What you need to do: Begin at the line below that contains "What data populates". Repeat it and all remaining lines of the records exactly.

— Start Information shown —

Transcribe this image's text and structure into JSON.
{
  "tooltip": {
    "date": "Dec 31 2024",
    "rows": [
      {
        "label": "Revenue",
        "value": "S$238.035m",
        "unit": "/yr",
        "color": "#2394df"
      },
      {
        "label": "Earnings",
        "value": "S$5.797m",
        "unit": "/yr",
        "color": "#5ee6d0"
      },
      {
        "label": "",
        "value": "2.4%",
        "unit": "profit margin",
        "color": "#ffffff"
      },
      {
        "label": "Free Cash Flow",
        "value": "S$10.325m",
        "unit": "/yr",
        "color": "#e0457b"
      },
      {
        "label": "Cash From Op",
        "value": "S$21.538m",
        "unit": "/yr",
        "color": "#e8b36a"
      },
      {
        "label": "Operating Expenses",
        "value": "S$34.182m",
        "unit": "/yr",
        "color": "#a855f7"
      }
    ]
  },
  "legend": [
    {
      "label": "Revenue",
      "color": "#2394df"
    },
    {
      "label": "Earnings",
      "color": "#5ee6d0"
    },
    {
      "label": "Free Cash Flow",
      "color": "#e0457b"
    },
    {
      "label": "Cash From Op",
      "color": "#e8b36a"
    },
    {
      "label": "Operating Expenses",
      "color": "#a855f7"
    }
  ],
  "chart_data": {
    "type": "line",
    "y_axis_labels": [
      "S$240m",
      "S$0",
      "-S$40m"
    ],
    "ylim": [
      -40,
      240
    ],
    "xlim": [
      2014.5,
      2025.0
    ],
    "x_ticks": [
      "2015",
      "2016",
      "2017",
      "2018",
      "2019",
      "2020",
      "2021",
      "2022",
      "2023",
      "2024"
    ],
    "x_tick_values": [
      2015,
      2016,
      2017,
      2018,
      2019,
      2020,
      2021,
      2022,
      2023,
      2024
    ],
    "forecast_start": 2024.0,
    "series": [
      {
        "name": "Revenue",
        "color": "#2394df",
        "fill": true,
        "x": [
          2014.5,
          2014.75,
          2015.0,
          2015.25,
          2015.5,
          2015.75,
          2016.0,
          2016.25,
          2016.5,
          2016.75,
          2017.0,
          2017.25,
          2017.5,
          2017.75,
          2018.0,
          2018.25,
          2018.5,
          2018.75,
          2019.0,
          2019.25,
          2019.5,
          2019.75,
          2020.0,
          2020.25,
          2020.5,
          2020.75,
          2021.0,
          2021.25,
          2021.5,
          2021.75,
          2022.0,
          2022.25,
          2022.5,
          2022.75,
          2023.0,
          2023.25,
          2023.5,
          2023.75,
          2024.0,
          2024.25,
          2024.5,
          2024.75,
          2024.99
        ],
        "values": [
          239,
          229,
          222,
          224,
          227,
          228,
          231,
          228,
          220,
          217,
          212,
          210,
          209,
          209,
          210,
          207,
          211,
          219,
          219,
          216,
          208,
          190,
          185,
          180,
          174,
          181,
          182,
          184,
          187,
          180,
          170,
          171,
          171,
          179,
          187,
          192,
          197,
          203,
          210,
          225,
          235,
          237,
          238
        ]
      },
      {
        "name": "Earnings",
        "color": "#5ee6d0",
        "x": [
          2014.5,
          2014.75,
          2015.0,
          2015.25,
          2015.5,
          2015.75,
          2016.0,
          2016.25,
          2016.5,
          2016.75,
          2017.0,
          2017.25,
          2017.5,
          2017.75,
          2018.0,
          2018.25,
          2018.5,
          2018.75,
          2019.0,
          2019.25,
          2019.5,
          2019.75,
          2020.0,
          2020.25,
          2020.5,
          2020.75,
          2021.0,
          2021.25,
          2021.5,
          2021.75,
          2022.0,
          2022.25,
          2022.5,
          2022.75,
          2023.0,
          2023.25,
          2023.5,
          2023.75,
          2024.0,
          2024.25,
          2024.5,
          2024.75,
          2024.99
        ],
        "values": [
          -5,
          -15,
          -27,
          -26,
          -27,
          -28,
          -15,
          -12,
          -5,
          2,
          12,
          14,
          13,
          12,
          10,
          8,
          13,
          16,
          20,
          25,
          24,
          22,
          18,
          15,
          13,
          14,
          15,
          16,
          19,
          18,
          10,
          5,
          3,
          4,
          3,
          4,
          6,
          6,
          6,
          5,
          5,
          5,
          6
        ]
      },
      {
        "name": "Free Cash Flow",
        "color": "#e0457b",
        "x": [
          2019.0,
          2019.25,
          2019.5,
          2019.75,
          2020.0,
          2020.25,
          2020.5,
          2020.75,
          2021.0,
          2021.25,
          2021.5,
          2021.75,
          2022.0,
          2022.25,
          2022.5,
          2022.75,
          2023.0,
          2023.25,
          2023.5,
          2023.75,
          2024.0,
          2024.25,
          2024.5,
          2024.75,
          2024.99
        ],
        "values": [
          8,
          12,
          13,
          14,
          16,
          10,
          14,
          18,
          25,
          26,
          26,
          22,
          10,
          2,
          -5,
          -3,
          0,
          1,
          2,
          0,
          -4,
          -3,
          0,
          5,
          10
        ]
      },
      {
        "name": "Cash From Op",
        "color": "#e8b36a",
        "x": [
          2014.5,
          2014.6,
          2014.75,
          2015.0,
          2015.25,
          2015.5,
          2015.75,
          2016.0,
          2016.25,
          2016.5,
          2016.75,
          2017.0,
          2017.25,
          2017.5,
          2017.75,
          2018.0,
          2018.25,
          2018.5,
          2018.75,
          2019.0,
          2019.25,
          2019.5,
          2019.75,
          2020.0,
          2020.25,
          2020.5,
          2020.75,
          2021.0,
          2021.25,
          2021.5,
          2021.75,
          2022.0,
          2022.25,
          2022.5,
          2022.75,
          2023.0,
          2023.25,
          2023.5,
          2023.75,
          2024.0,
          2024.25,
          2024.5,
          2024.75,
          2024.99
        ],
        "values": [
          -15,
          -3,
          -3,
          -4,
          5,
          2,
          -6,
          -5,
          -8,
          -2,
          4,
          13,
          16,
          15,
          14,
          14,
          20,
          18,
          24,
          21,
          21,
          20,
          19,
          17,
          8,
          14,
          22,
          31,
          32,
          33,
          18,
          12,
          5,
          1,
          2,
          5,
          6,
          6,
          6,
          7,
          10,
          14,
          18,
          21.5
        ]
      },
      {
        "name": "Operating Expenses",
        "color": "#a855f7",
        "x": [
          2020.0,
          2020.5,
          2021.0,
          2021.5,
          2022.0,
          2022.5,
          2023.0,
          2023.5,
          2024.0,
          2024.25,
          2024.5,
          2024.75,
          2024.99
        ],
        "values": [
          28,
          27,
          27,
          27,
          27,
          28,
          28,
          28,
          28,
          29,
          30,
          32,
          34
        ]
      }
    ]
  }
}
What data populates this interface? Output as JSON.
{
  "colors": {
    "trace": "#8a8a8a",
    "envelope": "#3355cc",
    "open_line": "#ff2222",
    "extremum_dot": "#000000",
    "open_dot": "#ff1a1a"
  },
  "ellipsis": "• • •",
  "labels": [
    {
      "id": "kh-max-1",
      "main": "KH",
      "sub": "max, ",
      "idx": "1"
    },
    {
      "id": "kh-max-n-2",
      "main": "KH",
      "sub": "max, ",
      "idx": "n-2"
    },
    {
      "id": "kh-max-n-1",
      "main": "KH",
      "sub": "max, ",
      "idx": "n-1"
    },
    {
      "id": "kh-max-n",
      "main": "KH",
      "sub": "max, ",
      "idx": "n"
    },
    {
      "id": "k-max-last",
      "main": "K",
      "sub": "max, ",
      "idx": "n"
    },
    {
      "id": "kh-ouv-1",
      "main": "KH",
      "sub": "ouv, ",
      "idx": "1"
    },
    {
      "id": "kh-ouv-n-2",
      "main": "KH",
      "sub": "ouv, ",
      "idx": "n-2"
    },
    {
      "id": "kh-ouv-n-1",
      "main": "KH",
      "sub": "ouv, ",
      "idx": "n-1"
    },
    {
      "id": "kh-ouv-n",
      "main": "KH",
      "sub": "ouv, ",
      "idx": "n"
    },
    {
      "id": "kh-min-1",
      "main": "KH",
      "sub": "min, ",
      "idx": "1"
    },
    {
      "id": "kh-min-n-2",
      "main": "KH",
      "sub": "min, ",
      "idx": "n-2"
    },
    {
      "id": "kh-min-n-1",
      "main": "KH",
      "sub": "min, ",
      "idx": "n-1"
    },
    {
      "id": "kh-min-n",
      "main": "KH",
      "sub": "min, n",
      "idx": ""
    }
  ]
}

— End Information shown —

Exercise output:
What data populates this interface? Output as JSON.
{
  "colors": {
    "trace": "#8a8a8a",
    "envelope": "#3355cc",
    "open_line": "#ff2222",
    "extremum_dot": "#000000",
    "open_dot": "#ff1a1a"
  },
  "ellipsis": "• • •",
  "labels": [
    {
      "id": "kh-max-1",
      "main": "KH",
      "sub": "max, ",
      "idx": "1"
    },
    {
      "id": "kh-max-n-2",
      "main": "KH",
      "sub": "max, ",
      "idx": "n-2"
    },
    {
      "id": "kh-max-n-1",
      "main": "KH",
      "sub": "max, ",
      "idx": "n-1"
    },
    {
      "id": "kh-max-n",
      "main": "KH",
      "sub": "max, ",
      "idx": "n"
    },
    {
      "id": "k-max-last",
      "main": "K",
      "sub": "max, ",
      "idx": "n"
    },
    {
      "id": "kh-ouv-1",
      "main": "KH",
      "sub": "ouv, ",
      "idx": "1"
    },
    {
      "id": "kh-ouv-n-2",
      "main": "KH",
      "sub": "ouv, ",
      "idx": "n-2"
    },
    {
      "id": "kh-ouv-n-1",
      "main": "KH",
      "sub": "ouv, ",
      "idx": "n-1"
    },
    {
      "id": "kh-ouv-n",
      "main": "KH",
      "sub": "ouv, ",
      "idx": "n"
    },
    {
      "id": "kh-min-1",
      "main": "KH",
      "sub": "min, ",
      "idx": "1"
    },
    {
      "id": "kh-min-n-2",
      "main": "KH",
      "sub": "min, ",
      "idx": "n-2"
    },
    {
      "id": "kh-min-n-1",
      "main": "KH",
      "sub": "min, ",
      "idx": "n-1"
    },
    {
      "id": "kh-min-n",
      "main": "KH",
      "sub": "min, n",
      "idx": ""
    }
  ]
}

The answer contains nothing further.